- STATED GOAL -
Return the count of lines that hold the string "this", with no other words.

[Records excerpted from a collection]

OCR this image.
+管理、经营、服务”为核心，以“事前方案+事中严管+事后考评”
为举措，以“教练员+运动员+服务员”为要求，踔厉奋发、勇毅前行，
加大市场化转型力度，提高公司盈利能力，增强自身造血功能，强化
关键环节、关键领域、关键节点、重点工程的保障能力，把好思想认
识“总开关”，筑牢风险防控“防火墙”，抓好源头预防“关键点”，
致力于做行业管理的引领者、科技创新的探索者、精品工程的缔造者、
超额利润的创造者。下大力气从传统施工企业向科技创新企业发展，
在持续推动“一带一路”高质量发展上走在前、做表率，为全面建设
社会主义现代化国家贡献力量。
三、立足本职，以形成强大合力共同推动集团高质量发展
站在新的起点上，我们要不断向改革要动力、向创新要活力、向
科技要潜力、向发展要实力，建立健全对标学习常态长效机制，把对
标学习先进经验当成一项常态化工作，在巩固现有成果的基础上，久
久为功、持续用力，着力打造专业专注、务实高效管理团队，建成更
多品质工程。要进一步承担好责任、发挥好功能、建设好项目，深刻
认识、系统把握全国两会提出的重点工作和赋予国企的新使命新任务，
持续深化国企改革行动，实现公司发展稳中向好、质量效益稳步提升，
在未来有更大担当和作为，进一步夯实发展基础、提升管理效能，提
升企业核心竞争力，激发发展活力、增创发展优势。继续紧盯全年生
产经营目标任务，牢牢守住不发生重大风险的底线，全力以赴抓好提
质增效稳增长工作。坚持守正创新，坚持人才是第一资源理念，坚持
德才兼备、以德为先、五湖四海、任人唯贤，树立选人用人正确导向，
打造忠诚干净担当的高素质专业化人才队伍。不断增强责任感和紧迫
...
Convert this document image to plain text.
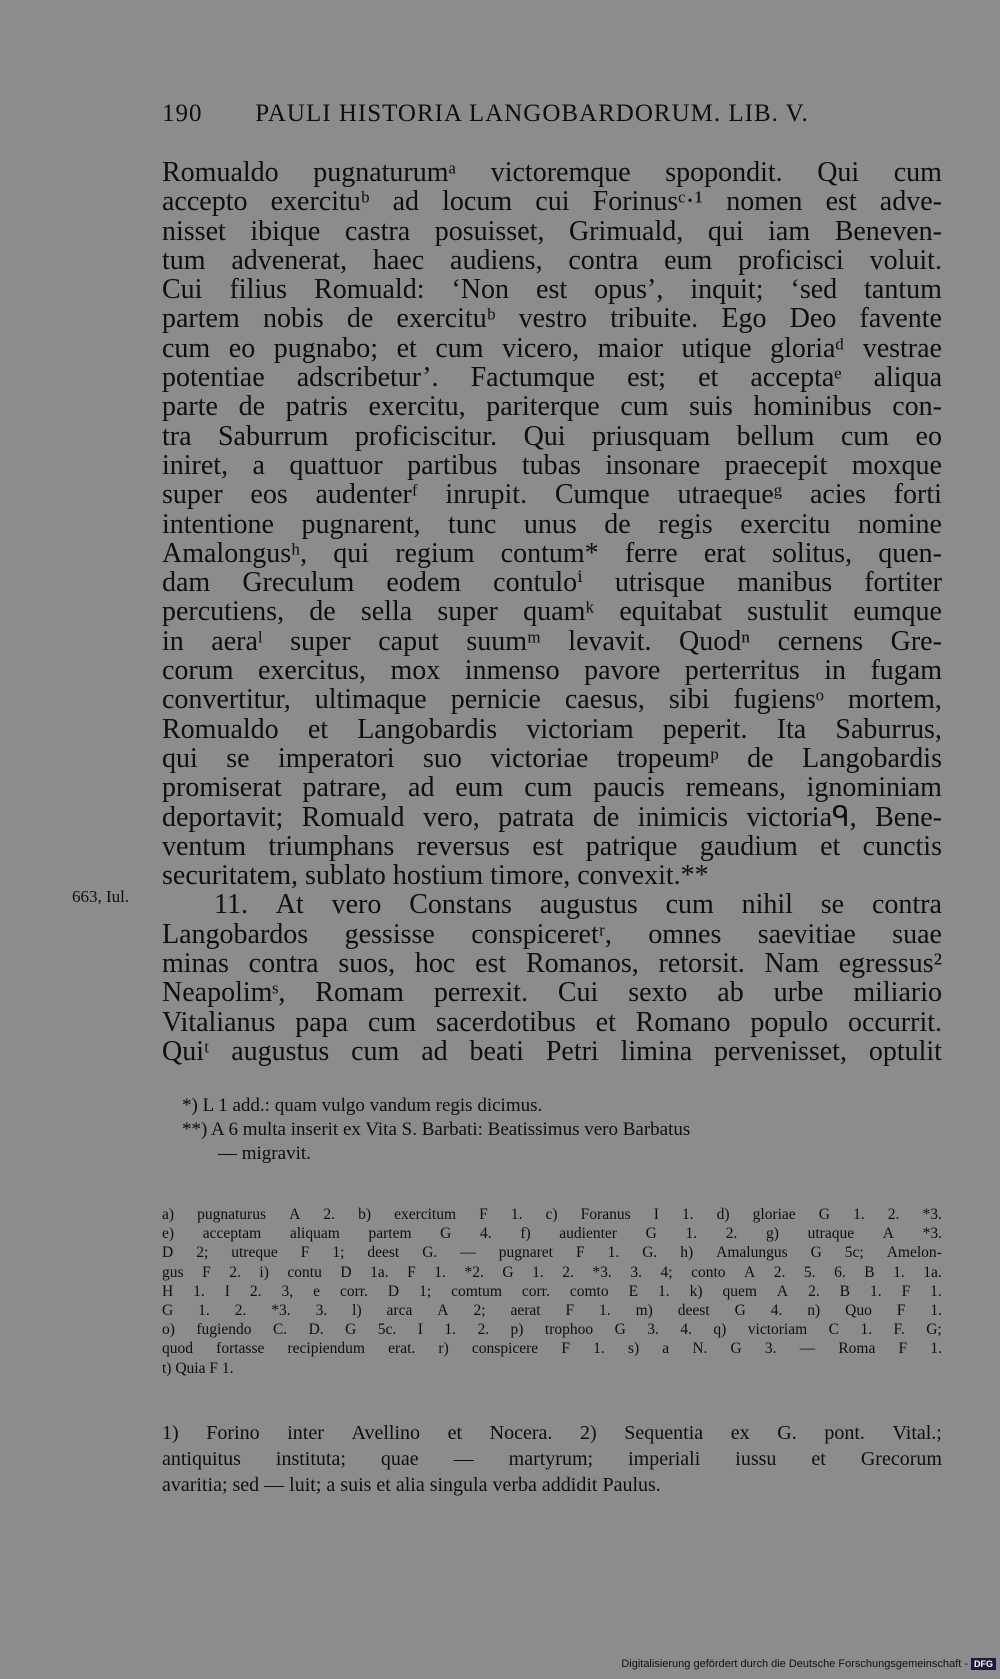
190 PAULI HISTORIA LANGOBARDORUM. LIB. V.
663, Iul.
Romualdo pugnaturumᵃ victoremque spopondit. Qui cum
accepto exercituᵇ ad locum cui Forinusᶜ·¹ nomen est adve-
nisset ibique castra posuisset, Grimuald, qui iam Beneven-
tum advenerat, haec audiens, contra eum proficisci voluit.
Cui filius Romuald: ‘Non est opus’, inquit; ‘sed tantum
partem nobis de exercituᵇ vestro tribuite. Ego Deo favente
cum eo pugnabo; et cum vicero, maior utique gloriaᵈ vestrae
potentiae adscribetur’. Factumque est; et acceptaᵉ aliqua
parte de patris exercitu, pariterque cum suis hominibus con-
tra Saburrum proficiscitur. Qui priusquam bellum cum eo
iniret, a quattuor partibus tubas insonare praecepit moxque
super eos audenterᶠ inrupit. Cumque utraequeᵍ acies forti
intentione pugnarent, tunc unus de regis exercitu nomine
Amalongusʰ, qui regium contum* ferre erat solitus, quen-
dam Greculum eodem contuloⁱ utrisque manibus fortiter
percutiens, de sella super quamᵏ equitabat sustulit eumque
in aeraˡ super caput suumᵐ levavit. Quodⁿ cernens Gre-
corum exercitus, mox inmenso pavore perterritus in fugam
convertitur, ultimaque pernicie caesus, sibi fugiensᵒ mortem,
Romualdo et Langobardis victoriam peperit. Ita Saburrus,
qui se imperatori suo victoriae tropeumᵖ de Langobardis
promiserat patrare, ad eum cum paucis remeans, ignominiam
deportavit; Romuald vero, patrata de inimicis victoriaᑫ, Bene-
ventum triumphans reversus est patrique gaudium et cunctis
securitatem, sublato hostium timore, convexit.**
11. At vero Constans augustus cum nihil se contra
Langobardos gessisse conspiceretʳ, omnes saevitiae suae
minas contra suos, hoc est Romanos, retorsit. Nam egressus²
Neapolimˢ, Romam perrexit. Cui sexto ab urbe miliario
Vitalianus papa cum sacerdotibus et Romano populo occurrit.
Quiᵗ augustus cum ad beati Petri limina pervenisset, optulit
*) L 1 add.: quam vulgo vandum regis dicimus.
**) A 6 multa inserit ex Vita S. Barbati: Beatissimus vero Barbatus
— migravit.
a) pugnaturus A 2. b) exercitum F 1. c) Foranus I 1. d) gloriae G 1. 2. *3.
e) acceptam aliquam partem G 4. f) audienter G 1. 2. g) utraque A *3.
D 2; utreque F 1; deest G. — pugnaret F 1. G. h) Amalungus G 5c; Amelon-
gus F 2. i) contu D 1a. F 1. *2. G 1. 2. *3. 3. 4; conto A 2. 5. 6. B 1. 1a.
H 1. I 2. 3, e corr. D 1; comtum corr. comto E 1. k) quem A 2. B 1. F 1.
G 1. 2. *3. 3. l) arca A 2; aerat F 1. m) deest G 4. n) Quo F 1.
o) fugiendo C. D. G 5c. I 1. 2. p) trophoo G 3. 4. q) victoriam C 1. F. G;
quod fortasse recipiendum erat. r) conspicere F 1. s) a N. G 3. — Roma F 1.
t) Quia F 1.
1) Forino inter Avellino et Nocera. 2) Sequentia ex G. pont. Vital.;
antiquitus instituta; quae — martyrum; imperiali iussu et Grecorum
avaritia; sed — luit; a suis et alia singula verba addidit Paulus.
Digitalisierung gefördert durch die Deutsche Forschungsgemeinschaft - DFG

- SOLUTION -
2